─── TEXT PASSAGE ───

Reputation: 7545
I'm trying to scrape Reddit with Nokogiri, but a single run of this keeps telling me that I'm putting in too many requests.
require 'nokogiri'
require 'open-uri'
url = "https://www.reddit.com/r/all"
redditscrape = Nokogiri::HTML(open(url))
OpenURI::HTTPError: 429 Too Many Requests
Isn't this only one request? If it's not, how do I create sleep intervals for Nokogiri?
Upvotes: 1
Views: 1887
Reputation: 141
The real answer is that you need to set a user-agent.
https://www.reddit.com/r/redditdev/comments/3qbll8/429_too_many_requests/
and
How to set a custom user agent in ruby
This allowed me to use open-uri and nokogiri and avoid the error.
so to summarize:
redditscrape = Nokogiri::HTML(open(url, 'User-Agent' => 'Nooby'))
Upvotes: 4
Reputation: 506
Reddit has an API
You could probably query the API for the particular sub-reddit(s) you want to scrape. Attempting to scrape all of Reddit just seems like a nightmare waiting to happen considering the high volume and the nested comments.
It looks like Reddit is blocking the ability to scrape in favor of using their public API.
Upvotes: 4

─── DATA EXTRACT ───

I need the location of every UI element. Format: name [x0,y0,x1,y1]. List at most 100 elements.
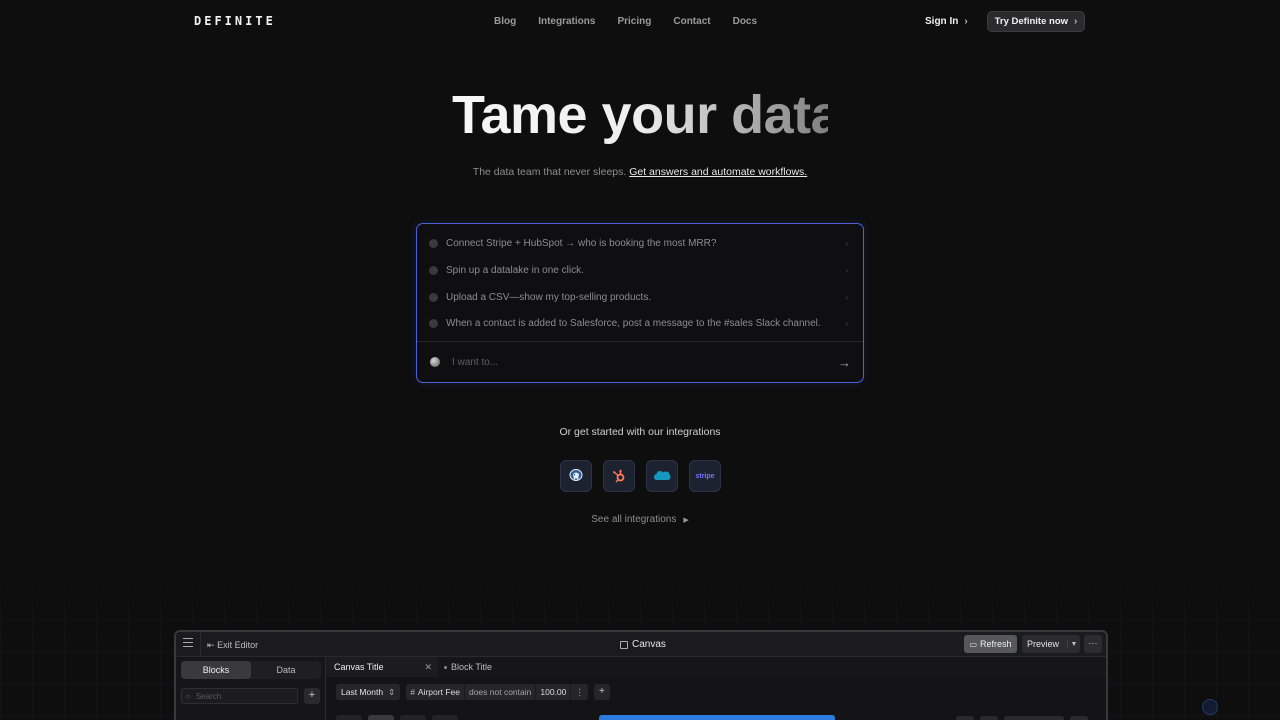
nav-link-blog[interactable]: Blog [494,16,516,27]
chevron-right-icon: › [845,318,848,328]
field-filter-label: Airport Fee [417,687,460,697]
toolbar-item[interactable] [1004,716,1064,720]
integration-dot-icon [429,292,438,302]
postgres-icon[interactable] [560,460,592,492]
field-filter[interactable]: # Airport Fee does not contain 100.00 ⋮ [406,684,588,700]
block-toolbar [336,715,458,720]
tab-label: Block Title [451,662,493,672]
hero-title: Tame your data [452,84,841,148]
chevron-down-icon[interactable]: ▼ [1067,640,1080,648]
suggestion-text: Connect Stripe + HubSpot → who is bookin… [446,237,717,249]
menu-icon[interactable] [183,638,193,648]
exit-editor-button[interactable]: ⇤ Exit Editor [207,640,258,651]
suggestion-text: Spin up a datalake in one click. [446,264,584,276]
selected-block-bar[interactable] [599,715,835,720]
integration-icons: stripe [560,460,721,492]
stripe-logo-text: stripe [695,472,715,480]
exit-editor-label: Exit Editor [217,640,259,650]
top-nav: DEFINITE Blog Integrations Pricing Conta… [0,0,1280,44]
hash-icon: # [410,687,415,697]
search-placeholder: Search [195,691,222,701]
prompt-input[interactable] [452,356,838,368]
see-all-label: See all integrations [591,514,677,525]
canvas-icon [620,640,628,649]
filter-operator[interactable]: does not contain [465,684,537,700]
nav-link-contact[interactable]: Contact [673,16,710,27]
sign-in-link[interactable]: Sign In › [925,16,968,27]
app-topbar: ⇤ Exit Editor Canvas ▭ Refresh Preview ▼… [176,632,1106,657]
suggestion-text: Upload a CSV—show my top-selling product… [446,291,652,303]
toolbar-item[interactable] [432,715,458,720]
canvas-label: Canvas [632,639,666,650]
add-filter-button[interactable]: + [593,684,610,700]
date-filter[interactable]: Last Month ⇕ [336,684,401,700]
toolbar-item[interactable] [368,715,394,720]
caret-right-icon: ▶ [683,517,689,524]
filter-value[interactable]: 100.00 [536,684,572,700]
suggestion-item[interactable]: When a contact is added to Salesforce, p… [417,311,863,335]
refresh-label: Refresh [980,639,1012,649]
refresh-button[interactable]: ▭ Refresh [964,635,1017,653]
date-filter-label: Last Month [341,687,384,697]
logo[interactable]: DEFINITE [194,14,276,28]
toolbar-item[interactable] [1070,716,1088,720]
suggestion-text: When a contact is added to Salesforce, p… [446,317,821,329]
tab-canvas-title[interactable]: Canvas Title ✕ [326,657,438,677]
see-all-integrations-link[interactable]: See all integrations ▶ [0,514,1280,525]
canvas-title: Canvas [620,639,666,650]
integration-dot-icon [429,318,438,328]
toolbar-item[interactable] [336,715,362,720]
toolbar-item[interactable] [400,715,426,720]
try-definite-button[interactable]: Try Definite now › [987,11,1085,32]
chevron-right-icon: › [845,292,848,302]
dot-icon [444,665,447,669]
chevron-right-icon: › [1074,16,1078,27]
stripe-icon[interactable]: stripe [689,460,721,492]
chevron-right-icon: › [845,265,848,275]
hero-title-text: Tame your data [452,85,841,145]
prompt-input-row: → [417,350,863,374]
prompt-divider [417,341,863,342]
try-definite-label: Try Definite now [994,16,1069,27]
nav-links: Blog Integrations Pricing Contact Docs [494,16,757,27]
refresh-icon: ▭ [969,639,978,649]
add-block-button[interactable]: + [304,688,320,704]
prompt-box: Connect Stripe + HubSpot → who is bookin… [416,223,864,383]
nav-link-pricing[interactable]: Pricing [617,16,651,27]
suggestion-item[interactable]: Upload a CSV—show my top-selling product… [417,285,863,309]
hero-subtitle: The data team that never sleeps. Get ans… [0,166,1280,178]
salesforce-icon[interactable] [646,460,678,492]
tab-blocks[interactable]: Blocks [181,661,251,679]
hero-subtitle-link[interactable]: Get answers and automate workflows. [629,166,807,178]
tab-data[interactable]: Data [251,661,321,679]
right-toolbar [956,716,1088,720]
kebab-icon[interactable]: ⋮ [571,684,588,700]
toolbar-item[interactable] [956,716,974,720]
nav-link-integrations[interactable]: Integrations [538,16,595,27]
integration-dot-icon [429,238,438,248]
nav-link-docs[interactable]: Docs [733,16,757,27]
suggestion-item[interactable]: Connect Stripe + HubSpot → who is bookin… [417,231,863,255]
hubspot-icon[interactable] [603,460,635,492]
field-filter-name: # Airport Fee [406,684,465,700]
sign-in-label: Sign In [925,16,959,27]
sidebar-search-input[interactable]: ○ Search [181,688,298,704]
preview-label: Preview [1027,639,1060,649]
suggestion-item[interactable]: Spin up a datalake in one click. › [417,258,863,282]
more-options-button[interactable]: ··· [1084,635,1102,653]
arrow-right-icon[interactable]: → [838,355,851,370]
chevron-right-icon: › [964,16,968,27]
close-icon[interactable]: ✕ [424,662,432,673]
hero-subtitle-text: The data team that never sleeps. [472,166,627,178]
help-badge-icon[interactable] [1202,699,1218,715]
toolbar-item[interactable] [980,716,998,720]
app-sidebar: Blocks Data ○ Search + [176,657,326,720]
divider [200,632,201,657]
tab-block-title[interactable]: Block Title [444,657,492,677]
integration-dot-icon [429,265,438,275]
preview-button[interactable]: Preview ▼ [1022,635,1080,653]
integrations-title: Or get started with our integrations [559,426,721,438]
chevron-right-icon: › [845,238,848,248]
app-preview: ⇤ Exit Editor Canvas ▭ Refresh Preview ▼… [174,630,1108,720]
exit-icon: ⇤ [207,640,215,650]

───

DIRECTIONS:
1. In the Reddit scraping thread, what error did the single request produce?
2. Why does the last reply in the Reddit scraping thread recommend the API over scraping all of Reddit?
3. Return the passage of the Reddit scraping thread from "redditscrape = Nokogiri::HTML(open(url))" up to and including "set a user-agent.".
Nothing in the listing is needed here.

COMPLETED EXERCISE:
1. OpenURI::HTTPError: 429 Too Many Requests.

2. It says scraping all of Reddit seems like a nightmare waiting to happen because of the high volume and the nested comments. It also says Reddit appears to block scraping in favor of its public API.

3.
redditscrape = Nokogiri::HTML(open(url))
OpenURI::HTTPError: 429 Too Many Requests
Isn't this only one request? If it's not, how do I create sleep intervals for Nokogiri?
Upvotes: 1
Views: 1887
Reputation: 141
The real answer is that you need to set a user-agent.